TASK DIRECTIONS. Pull out all lines from the listing below in which the word "color" appears.
START SUPPLIED ENTRIES
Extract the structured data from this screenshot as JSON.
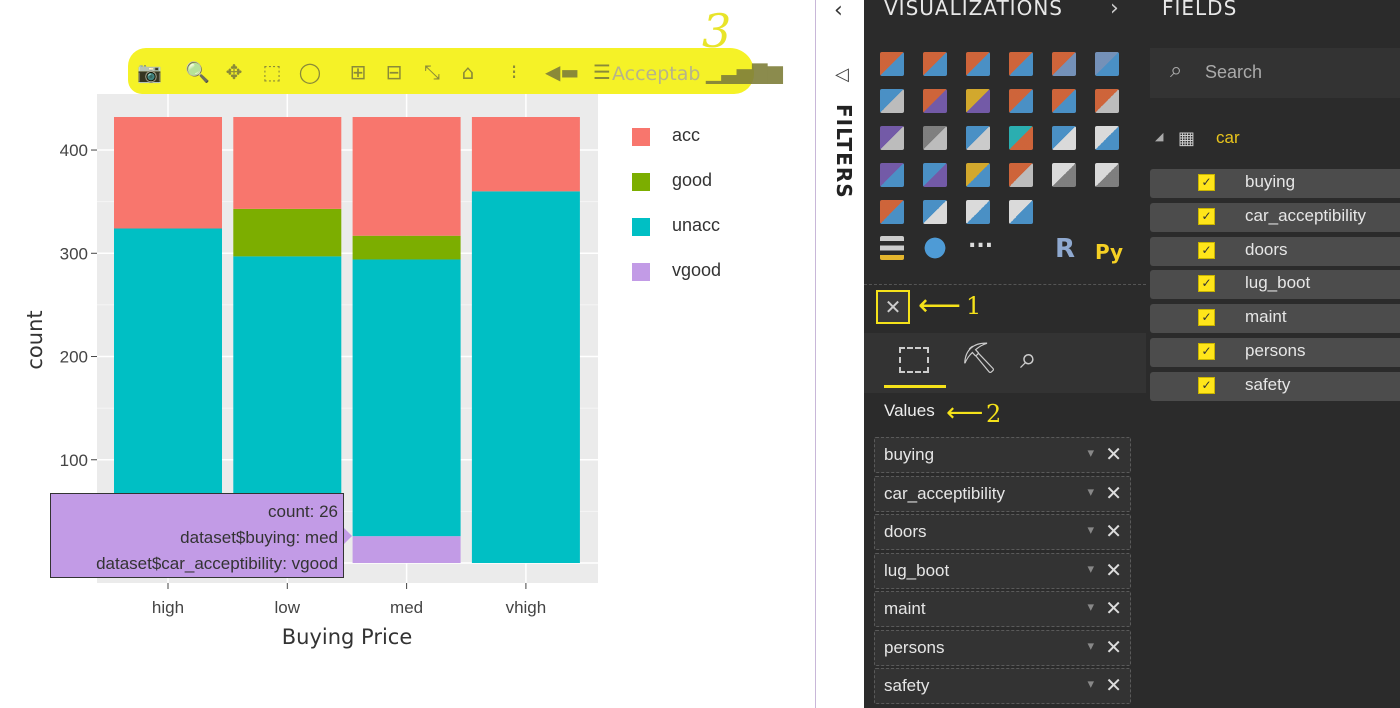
{
  "modebar": {
    "annotation_number": "3",
    "overflow_text": "Acceptab",
    "icons": [
      "camera-icon",
      "zoom-icon",
      "pan-icon",
      "box-select-icon",
      "lasso-icon",
      "zoom-in-icon",
      "zoom-out-icon",
      "autoscale-icon",
      "home-icon",
      "spike-lines-icon",
      "hover-closest-icon",
      "hover-compare-icon",
      "plotly-logo-icon"
    ]
  },
  "chart_data": {
    "type": "bar",
    "stacked": true,
    "categories": [
      "high",
      "low",
      "med",
      "vhigh"
    ],
    "series": [
      {
        "name": "vgood",
        "color": "#c29be6",
        "values": [
          0,
          39,
          26,
          0
        ]
      },
      {
        "name": "unacc",
        "color": "#00bfc4",
        "values": [
          324,
          258,
          268,
          360
        ]
      },
      {
        "name": "good",
        "color": "#7cae00",
        "values": [
          0,
          46,
          23,
          0
        ]
      },
      {
        "name": "acc",
        "color": "#f8766d",
        "values": [
          108,
          89,
          115,
          72
        ]
      }
    ],
    "xlabel": "Buying Price",
    "ylabel": "count",
    "ylim": [
      0,
      432
    ],
    "yticks": [
      100,
      200,
      300,
      400
    ],
    "legend_order": [
      "acc",
      "good",
      "unacc",
      "vgood"
    ],
    "legend_position": "right"
  },
  "tooltip": {
    "line1": "count:  26",
    "line2": "dataset$buying: med",
    "line3": "dataset$car_acceptibility: vgood"
  },
  "filters": {
    "title": "FILTERS"
  },
  "visualizations": {
    "title": "VISUALIZATIONS",
    "more_label": "...",
    "r_label": "R",
    "py_label": "Py",
    "annotation_1": "1",
    "annotation_2": "2",
    "values_label": "Values",
    "values": [
      "buying",
      "car_acceptibility",
      "doors",
      "lug_boot",
      "maint",
      "persons",
      "safety"
    ]
  },
  "fields": {
    "title": "FIELDS",
    "search_placeholder": "Search",
    "table_name": "car",
    "items": [
      "buying",
      "car_acceptibility",
      "doors",
      "lug_boot",
      "maint",
      "persons",
      "safety"
    ]
  }
}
END SUPPLIED ENTRIES
RESPONSE TO THIS TASK.
        "color": "#c29be6",
        "color": "#00bfc4",
        "color": "#7cae00",
        "color": "#f8766d",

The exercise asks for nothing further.